__Your task__. Copy out the records in full, word for word, without pictures.
* * *
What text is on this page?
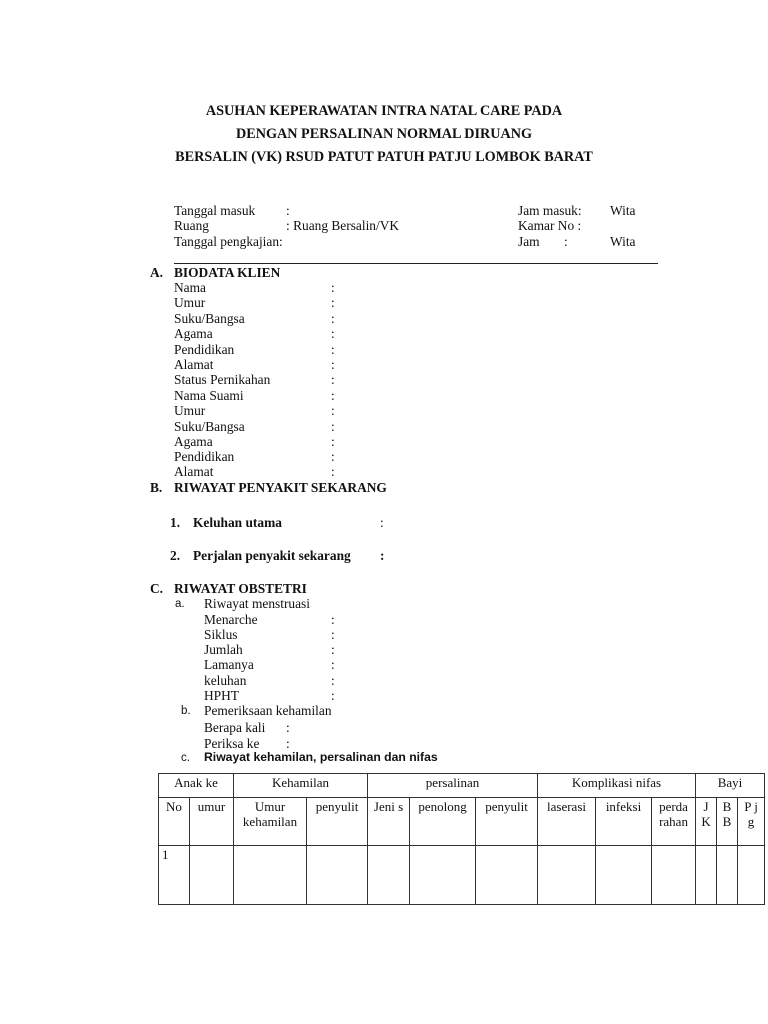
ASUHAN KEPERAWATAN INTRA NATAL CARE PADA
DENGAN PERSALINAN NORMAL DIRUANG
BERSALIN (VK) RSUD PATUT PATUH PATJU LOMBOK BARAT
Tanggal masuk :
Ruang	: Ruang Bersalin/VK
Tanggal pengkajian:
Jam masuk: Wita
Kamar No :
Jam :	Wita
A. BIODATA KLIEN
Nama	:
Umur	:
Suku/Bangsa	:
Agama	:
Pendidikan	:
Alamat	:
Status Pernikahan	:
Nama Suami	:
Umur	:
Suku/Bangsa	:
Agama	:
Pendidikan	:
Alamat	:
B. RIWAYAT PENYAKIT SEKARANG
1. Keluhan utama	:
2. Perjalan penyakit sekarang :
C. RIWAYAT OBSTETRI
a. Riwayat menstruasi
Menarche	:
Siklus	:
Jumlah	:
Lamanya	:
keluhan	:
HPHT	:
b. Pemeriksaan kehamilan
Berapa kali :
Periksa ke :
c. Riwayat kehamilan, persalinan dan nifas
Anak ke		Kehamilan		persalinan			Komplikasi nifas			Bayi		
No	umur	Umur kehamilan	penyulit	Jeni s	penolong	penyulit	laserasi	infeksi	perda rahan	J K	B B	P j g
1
* * *
__Exercise solution__.
What text is on this page?
ASUHAN KEPERAWATAN INTRA NATAL CARE PADA
DENGAN PERSALINAN NORMAL DIRUANG
BERSALIN (VK) RSUD PATUT PATUH PATJU LOMBOK BARAT
Tanggal masuk :
Ruang	: Ruang Bersalin/VK
Tanggal pengkajian:
Jam masuk: Wita
Kamar No :
Jam :	Wita
A. BIODATA KLIEN
Nama	:
Umur	:
Suku/Bangsa	:
Agama	:
Pendidikan	:
Alamat	:
Status Pernikahan	:
Nama Suami	:
Umur	:
Suku/Bangsa	:
Agama	:
Pendidikan	:
Alamat	:
B. RIWAYAT PENYAKIT SEKARANG
1. Keluhan utama	:
2. Perjalan penyakit sekarang :
C. RIWAYAT OBSTETRI
a. Riwayat menstruasi
Menarche	:
Siklus	:
Jumlah	:
Lamanya	:
keluhan	:
HPHT	:
b. Pemeriksaan kehamilan
Berapa kali :
Periksa ke :
c. Riwayat kehamilan, persalinan dan nifas
Anak ke		Kehamilan		persalinan			Komplikasi nifas			Bayi		
No	umur	Umur kehamilan	penyulit	Jeni s	penolong	penyulit	laserasi	infeksi	perda rahan	J K	B B	P j g
1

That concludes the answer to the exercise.